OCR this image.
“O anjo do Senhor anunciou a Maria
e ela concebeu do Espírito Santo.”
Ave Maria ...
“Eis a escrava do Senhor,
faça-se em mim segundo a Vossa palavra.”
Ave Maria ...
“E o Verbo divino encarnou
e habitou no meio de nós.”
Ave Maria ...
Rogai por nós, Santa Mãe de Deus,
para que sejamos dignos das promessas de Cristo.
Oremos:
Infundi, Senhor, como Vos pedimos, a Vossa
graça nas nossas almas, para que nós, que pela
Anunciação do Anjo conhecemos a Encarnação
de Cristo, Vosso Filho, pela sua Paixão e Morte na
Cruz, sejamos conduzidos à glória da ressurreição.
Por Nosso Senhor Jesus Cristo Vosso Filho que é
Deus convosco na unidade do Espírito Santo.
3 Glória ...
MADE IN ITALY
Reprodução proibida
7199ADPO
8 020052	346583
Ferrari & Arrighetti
..........
WRITTEN EXERCISE >> Count the lines above in which the word "para" appears, then state only that count.

WRITTEN SOLUTION >> 2